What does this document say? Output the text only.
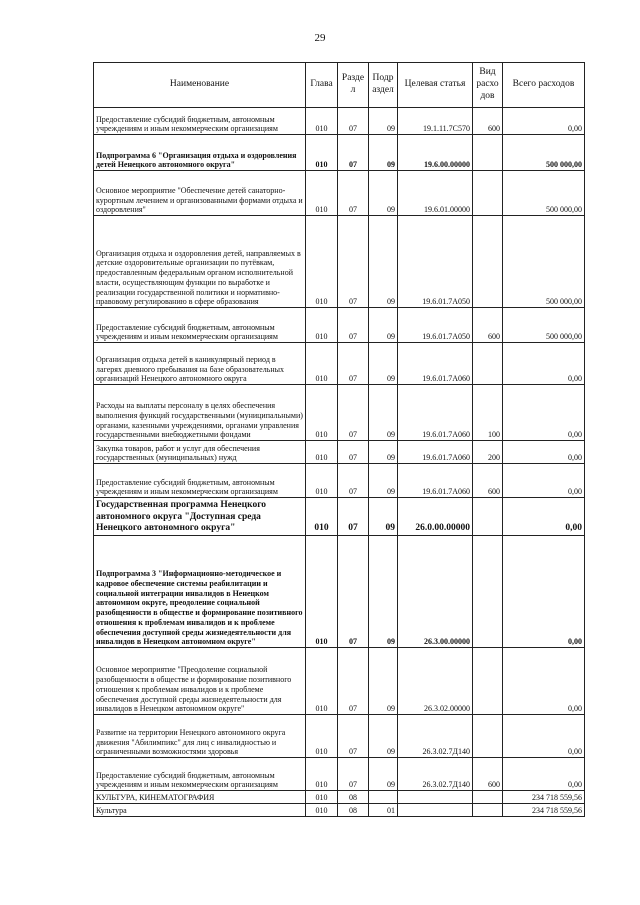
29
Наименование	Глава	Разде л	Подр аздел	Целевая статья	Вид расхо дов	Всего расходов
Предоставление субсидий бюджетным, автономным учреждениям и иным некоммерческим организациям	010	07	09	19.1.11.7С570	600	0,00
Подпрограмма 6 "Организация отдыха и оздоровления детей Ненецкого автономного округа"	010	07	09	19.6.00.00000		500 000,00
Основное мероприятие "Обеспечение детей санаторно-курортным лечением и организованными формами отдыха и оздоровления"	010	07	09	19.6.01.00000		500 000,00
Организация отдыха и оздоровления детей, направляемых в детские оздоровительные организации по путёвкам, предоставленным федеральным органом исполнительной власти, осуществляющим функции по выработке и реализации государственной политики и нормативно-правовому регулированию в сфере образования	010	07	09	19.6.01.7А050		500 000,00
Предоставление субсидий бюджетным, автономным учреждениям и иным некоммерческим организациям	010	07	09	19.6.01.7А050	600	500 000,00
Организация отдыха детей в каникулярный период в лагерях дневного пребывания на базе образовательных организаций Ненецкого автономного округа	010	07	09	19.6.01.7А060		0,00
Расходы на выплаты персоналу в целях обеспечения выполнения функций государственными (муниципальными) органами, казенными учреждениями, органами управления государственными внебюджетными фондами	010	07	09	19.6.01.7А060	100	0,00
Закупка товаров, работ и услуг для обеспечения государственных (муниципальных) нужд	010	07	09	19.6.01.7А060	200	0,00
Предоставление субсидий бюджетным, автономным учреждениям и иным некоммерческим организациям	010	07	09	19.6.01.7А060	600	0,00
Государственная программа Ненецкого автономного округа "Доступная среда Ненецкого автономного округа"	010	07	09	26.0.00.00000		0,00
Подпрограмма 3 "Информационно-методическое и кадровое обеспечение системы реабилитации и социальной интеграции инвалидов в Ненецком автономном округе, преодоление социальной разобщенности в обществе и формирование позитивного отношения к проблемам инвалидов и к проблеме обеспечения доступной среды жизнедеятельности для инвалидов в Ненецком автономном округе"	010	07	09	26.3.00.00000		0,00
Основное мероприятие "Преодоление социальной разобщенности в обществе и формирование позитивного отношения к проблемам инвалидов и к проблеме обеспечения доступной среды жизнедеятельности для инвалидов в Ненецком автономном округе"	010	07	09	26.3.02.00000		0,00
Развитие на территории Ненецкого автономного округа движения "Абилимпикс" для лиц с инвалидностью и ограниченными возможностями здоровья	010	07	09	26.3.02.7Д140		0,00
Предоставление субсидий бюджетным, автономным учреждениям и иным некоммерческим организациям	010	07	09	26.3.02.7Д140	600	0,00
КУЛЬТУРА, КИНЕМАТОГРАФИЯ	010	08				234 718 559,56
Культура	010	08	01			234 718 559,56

-*-*-

Task objective:
Print every entry exactly as written, without the pictures.

Correct result:
What does this document say? Output the text only.
29
Наименование	Глава	Разде л	Подр аздел	Целевая статья	Вид расхо дов	Всего расходов
Предоставление субсидий бюджетным, автономным учреждениям и иным некоммерческим организациям	010	07	09	19.1.11.7С570	600	0,00
Подпрограмма 6 "Организация отдыха и оздоровления детей Ненецкого автономного округа"	010	07	09	19.6.00.00000		500 000,00
Основное мероприятие "Обеспечение детей санаторно-курортным лечением и организованными формами отдыха и оздоровления"	010	07	09	19.6.01.00000		500 000,00
Организация отдыха и оздоровления детей, направляемых в детские оздоровительные организации по путёвкам, предоставленным федеральным органом исполнительной власти, осуществляющим функции по выработке и реализации государственной политики и нормативно-правовому регулированию в сфере образования	010	07	09	19.6.01.7А050		500 000,00
Предоставление субсидий бюджетным, автономным учреждениям и иным некоммерческим организациям	010	07	09	19.6.01.7А050	600	500 000,00
Организация отдыха детей в каникулярный период в лагерях дневного пребывания на базе образовательных организаций Ненецкого автономного округа	010	07	09	19.6.01.7А060		0,00
Расходы на выплаты персоналу в целях обеспечения выполнения функций государственными (муниципальными) органами, казенными учреждениями, органами управления государственными внебюджетными фондами	010	07	09	19.6.01.7А060	100	0,00
Закупка товаров, работ и услуг для обеспечения государственных (муниципальных) нужд	010	07	09	19.6.01.7А060	200	0,00
Предоставление субсидий бюджетным, автономным учреждениям и иным некоммерческим организациям	010	07	09	19.6.01.7А060	600	0,00
Государственная программа Ненецкого автономного округа "Доступная среда Ненецкого автономного округа"	010	07	09	26.0.00.00000		0,00
Подпрограмма 3 "Информационно-методическое и кадровое обеспечение системы реабилитации и социальной интеграции инвалидов в Ненецком автономном округе, преодоление социальной разобщенности в обществе и формирование позитивного отношения к проблемам инвалидов и к проблеме обеспечения доступной среды жизнедеятельности для инвалидов в Ненецком автономном округе"	010	07	09	26.3.00.00000		0,00
Основное мероприятие "Преодоление социальной разобщенности в обществе и формирование позитивного отношения к проблемам инвалидов и к проблеме обеспечения доступной среды жизнедеятельности для инвалидов в Ненецком автономном округе"	010	07	09	26.3.02.00000		0,00
Развитие на территории Ненецкого автономного округа движения "Абилимпикс" для лиц с инвалидностью и ограниченными возможностями здоровья	010	07	09	26.3.02.7Д140		0,00
Предоставление субсидий бюджетным, автономным учреждениям и иным некоммерческим организациям	010	07	09	26.3.02.7Д140	600	0,00
КУЛЬТУРА, КИНЕМАТОГРАФИЯ	010	08				234 718 559,56
Культура	010	08	01			234 718 559,56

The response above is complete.